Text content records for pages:
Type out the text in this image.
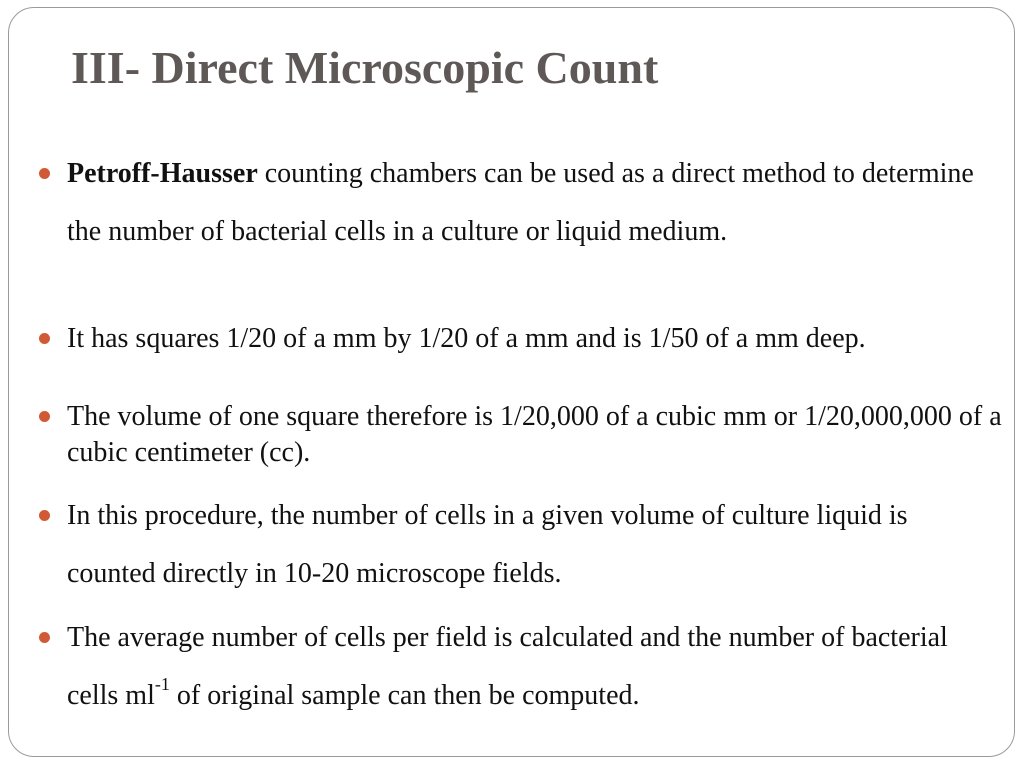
III- Direct Microscopic Count
Petroff-Hausser counting chambers can be used as a direct method to determine the number of bacterial cells in a culture or liquid medium.
It has squares 1/20 of a mm by 1/20 of a mm and is 1/50 of a mm deep.
The volume of one square therefore is 1/20,000 of a cubic mm or 1/20,000,000 of a cubic centimeter (cc).
In this procedure, the number of cells in a given volume of culture liquid is counted directly in 10-20 microscope fields.
The average number of cells per field is calculated and the number of bacterial cells $ml^{-1}$ of original sample can then be computed.
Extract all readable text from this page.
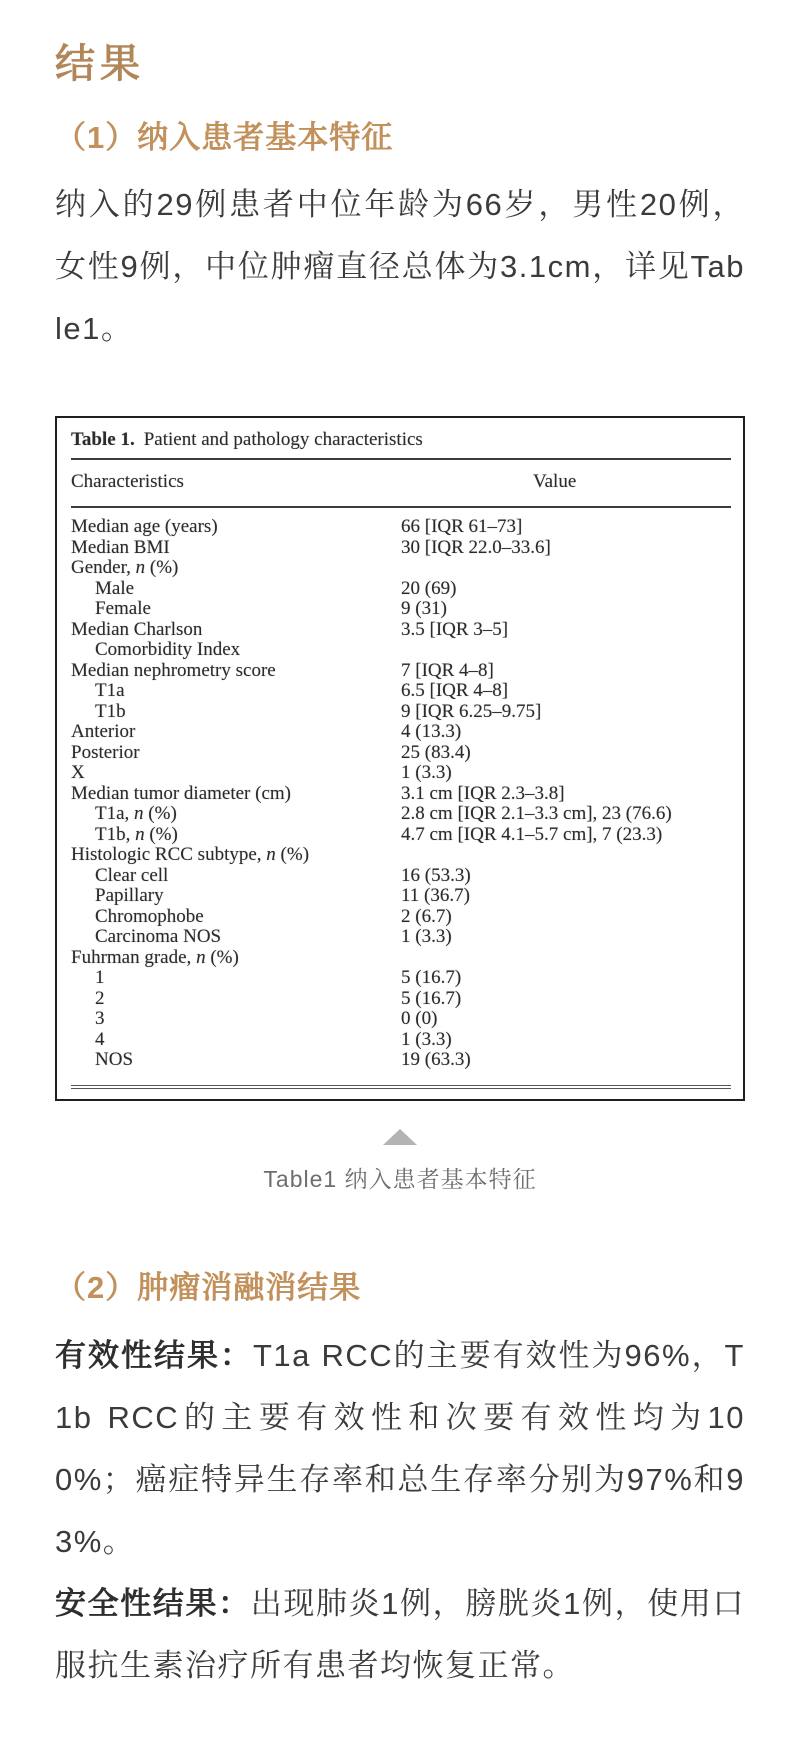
结果
（1）纳入患者基本特征

纳入的29例患者中位年龄为66岁，男性20例，女性9例，中位肿瘤直径总体为3.1cm，详见Table1。

Table 1. Patient and pathology characteristics
Characteristics	Value
Median age (years)	66 [IQR 61–73]
Median BMI	30 [IQR 22.0–33.6]
Gender, n (%)
Male	20 (69)
Female	9 (31)
Median Charlson	3.5 [IQR 3–5]
Comorbidity Index
Median nephrometry score	7 [IQR 4–8]
T1a	6.5 [IQR 4–8]
T1b	9 [IQR 6.25–9.75]
Anterior	4 (13.3)
Posterior	25 (83.4)
X	1 (3.3)
Median tumor diameter (cm)	3.1 cm [IQR 2.3–3.8]
T1a, n (%)	2.8 cm [IQR 2.1–3.3 cm], 23 (76.6)
T1b, n (%)	4.7 cm [IQR 4.1–5.7 cm], 7 (23.3)
Histologic RCC subtype, n (%)
Clear cell	16 (53.3)
Papillary	11 (36.7)
Chromophobe	2 (6.7)
Carcinoma NOS	1 (3.3)
Fuhrman grade, n (%)
1	5 (16.7)
2	5 (16.7)
3	0 (0)
4	1 (3.3)
NOS	19 (63.3)
Table1 纳入患者基本特征
（2）肿瘤消融消结果

有效性结果：T1a RCC的主要有效性为96%，T1b RCC的主要有效性和次要有效性均为100%；癌症特异生存率和总生存率分别为97%和93%。

安全性结果：出现肺炎1例，膀胱炎1例，使用口服抗生素治疗所有患者均恢复正常。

TASK TO COMPLETE: Copy out every entry above exactly. Leave the pictures out.

EXPECTED ANSWER:
Type out the text in this image.
III- Direct Microscopic Count
Petroff-Hausser counting chambers can be used as a direct method to determine the number of bacterial cells in a culture or liquid medium.
It has squares 1/20 of a mm by 1/20 of a mm and is 1/50 of a mm deep.
The volume of one square therefore is 1/20,000 of a cubic mm or 1/20,000,000 of a cubic centimeter (cc).
In this procedure, the number of cells in a given volume of culture liquid is counted directly in 10-20 microscope fields.
The average number of cells per field is calculated and the number of bacterial cells $ml^{-1}$ of original sample can then be computed.
Extract all readable text from this page.
结果
（1）纳入患者基本特征

纳入的29例患者中位年龄为66岁，男性20例，女性9例，中位肿瘤直径总体为3.1cm，详见Table1。

Table 1. Patient and pathology characteristics
Characteristics	Value
Median age (years)	66 [IQR 61–73]
Median BMI	30 [IQR 22.0–33.6]
Gender, n (%)
Male	20 (69)
Female	9 (31)
Median Charlson	3.5 [IQR 3–5]
Comorbidity Index
Median nephrometry score	7 [IQR 4–8]
T1a	6.5 [IQR 4–8]
T1b	9 [IQR 6.25–9.75]
Anterior	4 (13.3)
Posterior	25 (83.4)
X	1 (3.3)
Median tumor diameter (cm)	3.1 cm [IQR 2.3–3.8]
T1a, n (%)	2.8 cm [IQR 2.1–3.3 cm], 23 (76.6)
T1b, n (%)	4.7 cm [IQR 4.1–5.7 cm], 7 (23.3)
Histologic RCC subtype, n (%)
Clear cell	16 (53.3)
Papillary	11 (36.7)
Chromophobe	2 (6.7)
Carcinoma NOS	1 (3.3)
Fuhrman grade, n (%)
1	5 (16.7)
2	5 (16.7)
3	0 (0)
4	1 (3.3)
NOS	19 (63.3)
Table1 纳入患者基本特征
（2）肿瘤消融消结果

有效性结果：T1a RCC的主要有效性为96%，T1b RCC的主要有效性和次要有效性均为100%；癌症特异生存率和总生存率分别为97%和93%。

安全性结果：出现肺炎1例，膀胱炎1例，使用口服抗生素治疗所有患者均恢复正常。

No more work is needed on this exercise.